Extracted data entries:

= = =

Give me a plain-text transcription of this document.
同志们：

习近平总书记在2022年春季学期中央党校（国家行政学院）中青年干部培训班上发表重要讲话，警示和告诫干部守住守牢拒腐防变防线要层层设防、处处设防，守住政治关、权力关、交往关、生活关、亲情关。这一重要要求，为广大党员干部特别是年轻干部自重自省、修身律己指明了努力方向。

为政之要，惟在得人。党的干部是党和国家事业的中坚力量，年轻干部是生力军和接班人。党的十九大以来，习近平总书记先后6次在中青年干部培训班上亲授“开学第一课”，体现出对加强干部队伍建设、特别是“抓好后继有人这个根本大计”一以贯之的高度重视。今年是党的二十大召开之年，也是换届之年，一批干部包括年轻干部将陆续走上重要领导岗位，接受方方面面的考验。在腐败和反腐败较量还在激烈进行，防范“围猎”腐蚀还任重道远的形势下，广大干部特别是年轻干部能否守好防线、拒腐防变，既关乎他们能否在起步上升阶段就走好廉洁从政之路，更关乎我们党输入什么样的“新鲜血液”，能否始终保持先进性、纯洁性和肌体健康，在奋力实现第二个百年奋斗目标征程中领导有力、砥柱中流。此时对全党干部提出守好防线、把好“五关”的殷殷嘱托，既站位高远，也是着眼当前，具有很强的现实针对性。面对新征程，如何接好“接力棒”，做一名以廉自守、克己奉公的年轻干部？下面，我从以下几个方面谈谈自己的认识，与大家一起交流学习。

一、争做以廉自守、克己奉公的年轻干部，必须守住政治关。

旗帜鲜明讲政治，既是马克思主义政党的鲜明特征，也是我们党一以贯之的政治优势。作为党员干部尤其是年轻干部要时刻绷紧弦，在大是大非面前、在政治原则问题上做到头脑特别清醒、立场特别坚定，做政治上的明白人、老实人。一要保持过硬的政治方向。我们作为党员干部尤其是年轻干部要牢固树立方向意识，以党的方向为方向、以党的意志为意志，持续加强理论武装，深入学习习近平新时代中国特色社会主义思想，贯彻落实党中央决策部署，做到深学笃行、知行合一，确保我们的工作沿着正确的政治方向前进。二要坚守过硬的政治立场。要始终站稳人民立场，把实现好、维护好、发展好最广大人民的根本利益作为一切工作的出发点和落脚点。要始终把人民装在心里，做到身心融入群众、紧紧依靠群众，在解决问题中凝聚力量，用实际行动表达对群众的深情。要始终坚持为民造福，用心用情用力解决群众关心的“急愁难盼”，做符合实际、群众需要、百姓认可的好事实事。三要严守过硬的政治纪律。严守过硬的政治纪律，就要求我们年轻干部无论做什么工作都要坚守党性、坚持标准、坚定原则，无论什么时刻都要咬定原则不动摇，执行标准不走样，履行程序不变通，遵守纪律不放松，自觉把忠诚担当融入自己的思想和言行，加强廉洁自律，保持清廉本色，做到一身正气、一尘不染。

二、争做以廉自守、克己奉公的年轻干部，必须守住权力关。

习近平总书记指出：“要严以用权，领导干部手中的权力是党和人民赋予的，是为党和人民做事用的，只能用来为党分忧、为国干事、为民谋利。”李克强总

= = =

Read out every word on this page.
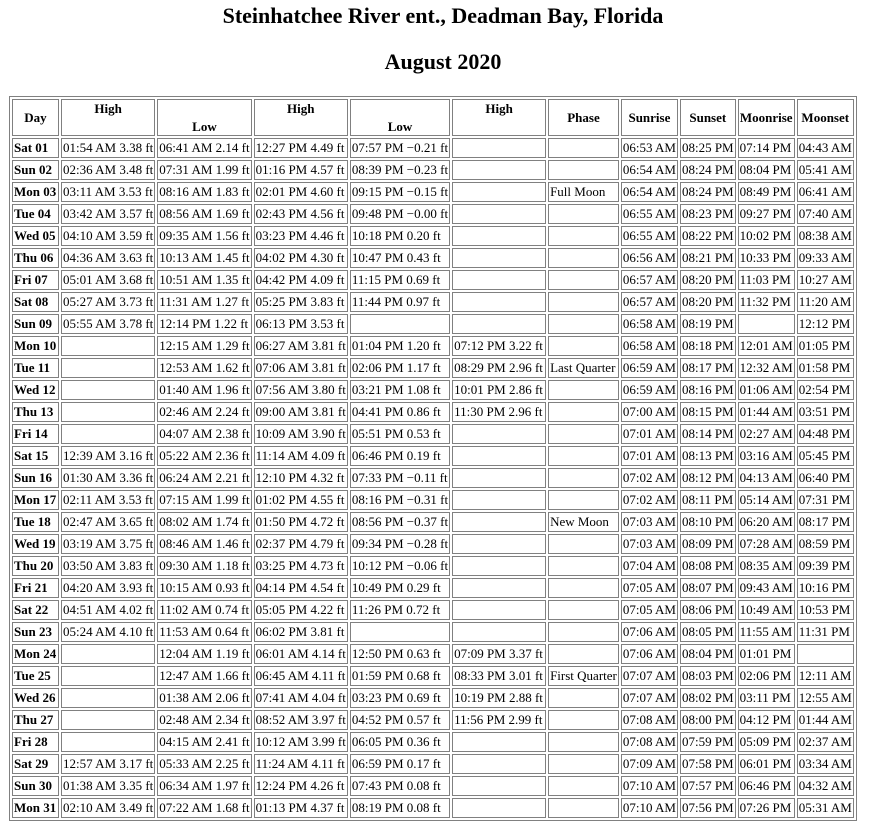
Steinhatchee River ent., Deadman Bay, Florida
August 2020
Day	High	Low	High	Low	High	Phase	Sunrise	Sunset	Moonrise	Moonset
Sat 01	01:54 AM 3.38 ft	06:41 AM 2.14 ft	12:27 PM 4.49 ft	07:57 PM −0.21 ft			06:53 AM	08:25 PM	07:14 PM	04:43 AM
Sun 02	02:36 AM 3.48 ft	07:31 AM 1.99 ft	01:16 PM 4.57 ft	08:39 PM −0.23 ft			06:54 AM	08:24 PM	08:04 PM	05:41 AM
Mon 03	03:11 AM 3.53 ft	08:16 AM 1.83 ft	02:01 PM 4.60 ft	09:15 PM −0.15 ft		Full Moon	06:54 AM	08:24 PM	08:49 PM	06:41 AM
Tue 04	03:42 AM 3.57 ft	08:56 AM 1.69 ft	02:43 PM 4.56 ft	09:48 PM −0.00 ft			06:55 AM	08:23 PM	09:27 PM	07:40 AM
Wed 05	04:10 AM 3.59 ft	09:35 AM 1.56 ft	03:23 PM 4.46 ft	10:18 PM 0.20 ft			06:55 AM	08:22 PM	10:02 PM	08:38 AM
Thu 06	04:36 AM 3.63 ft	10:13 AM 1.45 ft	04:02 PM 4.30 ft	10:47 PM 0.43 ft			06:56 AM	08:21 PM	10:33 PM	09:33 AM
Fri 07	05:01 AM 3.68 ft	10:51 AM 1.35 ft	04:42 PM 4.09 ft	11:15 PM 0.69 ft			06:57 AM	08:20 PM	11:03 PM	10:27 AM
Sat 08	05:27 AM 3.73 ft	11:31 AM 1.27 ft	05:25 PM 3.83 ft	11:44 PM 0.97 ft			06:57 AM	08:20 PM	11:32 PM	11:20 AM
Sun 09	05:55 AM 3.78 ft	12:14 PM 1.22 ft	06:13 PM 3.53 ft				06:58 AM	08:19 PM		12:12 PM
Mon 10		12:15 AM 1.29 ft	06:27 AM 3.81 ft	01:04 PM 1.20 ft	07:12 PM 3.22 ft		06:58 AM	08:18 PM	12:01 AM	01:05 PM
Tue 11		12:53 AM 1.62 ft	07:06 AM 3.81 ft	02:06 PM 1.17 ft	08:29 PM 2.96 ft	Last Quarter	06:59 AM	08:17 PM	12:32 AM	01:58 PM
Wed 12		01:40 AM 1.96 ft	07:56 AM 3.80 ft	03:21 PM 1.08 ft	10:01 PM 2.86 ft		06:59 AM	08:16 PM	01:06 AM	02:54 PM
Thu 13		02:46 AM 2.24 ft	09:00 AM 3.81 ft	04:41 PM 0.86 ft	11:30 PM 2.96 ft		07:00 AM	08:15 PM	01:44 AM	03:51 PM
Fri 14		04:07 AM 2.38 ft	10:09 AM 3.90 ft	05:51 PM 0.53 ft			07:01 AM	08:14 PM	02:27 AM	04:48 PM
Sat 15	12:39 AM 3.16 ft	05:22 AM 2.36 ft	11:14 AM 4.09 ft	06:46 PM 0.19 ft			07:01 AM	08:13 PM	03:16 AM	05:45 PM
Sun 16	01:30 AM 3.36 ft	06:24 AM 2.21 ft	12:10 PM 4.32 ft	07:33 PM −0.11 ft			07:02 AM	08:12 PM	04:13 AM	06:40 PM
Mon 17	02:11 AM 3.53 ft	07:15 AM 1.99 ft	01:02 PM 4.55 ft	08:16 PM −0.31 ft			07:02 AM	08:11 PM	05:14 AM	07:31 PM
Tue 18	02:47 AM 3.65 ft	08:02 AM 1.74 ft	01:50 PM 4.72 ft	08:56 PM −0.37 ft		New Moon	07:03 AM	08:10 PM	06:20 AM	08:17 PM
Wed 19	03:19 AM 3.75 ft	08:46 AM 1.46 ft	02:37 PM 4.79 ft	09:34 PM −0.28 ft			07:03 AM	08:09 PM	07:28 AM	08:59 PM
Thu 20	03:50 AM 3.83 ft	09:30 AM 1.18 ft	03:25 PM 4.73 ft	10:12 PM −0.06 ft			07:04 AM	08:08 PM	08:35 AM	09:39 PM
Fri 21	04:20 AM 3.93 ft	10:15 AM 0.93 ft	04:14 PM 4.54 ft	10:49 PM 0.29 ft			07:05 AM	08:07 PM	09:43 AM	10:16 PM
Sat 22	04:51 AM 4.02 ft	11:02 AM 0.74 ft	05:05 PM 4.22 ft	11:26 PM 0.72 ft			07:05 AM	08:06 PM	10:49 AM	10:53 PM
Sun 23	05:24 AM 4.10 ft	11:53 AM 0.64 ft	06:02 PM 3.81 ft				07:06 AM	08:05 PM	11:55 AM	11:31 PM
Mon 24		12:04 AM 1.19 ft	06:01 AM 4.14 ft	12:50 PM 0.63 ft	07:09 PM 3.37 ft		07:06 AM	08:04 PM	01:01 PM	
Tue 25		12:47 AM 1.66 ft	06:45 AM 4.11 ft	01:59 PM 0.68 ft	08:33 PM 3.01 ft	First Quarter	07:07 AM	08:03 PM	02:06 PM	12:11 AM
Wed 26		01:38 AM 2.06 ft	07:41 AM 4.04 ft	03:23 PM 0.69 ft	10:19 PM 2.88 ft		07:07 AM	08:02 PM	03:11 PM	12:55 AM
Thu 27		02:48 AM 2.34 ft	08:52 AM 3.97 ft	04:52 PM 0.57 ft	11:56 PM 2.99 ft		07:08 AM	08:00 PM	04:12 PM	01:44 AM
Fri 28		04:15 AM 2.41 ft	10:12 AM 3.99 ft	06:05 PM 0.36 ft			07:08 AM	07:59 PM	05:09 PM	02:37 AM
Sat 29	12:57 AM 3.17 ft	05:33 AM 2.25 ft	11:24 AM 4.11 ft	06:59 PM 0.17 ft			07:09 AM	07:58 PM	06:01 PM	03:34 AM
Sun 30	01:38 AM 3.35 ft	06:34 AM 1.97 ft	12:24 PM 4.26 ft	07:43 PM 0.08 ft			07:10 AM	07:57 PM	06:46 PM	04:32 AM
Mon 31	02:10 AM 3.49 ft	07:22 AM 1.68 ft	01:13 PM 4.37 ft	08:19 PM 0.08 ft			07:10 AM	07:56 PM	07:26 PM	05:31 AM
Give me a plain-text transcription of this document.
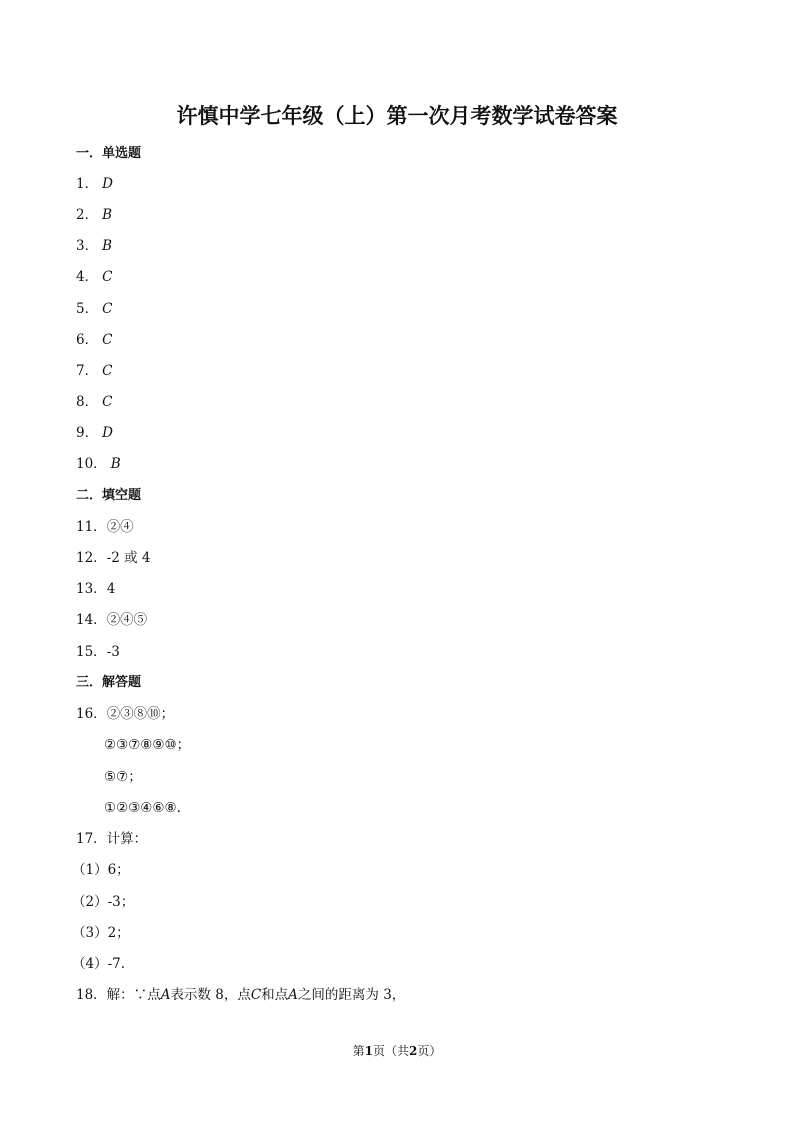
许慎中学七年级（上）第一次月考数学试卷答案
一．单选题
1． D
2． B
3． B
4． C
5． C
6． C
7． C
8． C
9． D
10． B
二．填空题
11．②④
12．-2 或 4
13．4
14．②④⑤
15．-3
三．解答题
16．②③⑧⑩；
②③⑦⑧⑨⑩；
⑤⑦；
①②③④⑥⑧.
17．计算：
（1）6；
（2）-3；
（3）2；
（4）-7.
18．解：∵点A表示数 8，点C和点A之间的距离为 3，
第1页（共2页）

= = =

Filter the records above for lines containing the word "克己奉公的年轻干部", and copy those lines.

为政之要，惟在得人。党的干部是党和国家事业的中坚力量，年轻干部是生力军和接班人。党的十九大以来，习近平总书记先后6次在中青年干部培训班上亲授“开学第一课”，体现出对加强干部队伍建设、特别是“抓好后继有人这个根本大计”一以贯之的高度重视。今年是党的二十大召开之年，也是换届之年，一批干部包括年轻干部将陆续走上重要领导岗位，接受方方面面的考验。在腐败和反腐败较量还在激烈进行，防范“围猎”腐蚀还任重道远的形势下，广大干部特别是年轻干部能否守好防线、拒腐防变，既关乎他们能否在起步上升阶段就走好廉洁从政之路，更关乎我们党输入什么样的“新鲜血液”，能否始终保持先进性、纯洁性和肌体健康，在奋力实现第二个百年奋斗目标征程中领导有力、砥柱中流。此时对全党干部提出守好防线、把好“五关”的殷殷嘱托，既站位高远，也是着眼当前，具有很强的现实针对性。面对新征程，如何接好“接力棒”，做一名以廉自守、克己奉公的年轻干部？下面，我从以下几个方面谈谈自己的认识，与大家一起交流学习。
一、争做以廉自守、克己奉公的年轻干部，必须守住政治关。
二、争做以廉自守、克己奉公的年轻干部，必须守住权力关。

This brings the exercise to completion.